◆ Items:
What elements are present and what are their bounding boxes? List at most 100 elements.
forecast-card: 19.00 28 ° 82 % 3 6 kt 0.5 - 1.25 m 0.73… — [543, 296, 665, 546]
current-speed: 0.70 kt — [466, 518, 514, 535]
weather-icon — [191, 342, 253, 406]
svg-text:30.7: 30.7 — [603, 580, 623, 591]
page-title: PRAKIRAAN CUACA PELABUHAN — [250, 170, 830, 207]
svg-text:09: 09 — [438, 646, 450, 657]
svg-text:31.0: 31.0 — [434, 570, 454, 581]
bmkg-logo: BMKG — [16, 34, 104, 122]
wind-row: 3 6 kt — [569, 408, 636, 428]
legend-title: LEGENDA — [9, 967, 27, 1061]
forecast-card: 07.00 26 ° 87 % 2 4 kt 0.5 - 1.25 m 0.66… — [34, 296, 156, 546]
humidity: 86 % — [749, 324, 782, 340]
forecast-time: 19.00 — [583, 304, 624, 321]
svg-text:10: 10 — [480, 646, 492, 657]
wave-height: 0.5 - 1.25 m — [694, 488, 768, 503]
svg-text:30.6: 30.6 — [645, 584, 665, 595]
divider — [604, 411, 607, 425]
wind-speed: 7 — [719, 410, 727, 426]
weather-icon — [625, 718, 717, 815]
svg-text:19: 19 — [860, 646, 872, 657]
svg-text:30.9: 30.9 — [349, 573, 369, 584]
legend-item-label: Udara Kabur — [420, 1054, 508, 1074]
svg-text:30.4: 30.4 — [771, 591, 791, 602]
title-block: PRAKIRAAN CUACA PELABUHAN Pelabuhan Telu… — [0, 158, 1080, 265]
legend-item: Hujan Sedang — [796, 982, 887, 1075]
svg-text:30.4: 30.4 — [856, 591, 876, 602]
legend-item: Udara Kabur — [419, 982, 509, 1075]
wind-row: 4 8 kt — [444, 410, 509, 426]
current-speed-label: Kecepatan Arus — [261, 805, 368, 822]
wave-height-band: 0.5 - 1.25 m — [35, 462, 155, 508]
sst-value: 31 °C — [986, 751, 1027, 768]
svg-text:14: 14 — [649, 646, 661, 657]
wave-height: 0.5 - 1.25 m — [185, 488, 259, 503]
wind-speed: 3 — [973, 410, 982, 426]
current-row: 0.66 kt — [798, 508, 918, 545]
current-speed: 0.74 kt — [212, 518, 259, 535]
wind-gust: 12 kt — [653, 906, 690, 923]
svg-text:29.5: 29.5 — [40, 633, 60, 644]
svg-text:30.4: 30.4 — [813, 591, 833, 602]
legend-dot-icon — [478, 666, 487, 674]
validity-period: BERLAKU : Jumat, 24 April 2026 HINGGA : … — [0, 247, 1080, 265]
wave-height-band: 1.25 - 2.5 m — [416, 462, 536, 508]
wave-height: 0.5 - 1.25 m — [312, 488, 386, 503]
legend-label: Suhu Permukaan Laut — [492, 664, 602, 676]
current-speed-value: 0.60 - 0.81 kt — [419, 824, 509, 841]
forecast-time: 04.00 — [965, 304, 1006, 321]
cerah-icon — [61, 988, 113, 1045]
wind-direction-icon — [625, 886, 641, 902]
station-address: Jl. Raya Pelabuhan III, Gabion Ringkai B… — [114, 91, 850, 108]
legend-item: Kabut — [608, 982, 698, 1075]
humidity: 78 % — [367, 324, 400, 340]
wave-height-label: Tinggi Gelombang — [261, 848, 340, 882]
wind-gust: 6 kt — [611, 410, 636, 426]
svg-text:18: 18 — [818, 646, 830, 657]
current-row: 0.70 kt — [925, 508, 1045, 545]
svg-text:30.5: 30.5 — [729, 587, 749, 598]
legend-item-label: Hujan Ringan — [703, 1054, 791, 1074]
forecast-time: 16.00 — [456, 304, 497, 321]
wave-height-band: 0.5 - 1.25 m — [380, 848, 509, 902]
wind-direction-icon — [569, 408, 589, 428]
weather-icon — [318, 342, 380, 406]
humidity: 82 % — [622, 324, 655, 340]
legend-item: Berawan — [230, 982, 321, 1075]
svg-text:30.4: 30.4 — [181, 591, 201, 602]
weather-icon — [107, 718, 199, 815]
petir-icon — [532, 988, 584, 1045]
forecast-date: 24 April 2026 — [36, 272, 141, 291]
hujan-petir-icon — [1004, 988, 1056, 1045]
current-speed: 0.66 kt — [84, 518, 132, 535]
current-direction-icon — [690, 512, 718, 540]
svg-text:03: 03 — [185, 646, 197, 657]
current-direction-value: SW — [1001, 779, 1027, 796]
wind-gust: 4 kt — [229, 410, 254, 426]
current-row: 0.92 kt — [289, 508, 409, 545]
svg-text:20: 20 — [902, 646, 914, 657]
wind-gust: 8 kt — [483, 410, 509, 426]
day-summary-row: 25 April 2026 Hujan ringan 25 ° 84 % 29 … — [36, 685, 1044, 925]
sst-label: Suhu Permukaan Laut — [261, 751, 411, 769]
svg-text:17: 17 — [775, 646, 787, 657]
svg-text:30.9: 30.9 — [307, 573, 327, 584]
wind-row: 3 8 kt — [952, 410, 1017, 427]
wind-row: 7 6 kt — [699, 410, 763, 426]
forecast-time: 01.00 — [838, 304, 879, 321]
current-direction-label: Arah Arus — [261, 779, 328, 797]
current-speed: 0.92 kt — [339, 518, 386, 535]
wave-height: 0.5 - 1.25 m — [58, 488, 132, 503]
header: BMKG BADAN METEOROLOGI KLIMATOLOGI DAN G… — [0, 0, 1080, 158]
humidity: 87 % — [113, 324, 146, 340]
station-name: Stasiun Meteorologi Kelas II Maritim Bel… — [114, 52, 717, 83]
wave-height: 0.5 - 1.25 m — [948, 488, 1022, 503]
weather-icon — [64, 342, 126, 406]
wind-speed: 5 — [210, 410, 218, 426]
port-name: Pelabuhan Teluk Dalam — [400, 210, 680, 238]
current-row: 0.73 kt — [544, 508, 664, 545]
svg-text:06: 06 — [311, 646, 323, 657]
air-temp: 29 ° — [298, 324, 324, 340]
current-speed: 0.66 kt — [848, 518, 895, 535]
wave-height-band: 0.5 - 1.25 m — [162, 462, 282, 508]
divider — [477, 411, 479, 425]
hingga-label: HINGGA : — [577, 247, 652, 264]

◆ The problem:
Report each line in the items above that contains the string "April".

◆ Written solution:
validity-period: BERLAKU : Jumat, 24 April 2026 HINGGA : … — [0, 247, 1080, 265]
forecast-date: 24 April 2026 — [36, 272, 141, 291]
day-summary-row: 25 April 2026 Hujan ringan 25 ° 84 % 29 … — [36, 685, 1044, 925]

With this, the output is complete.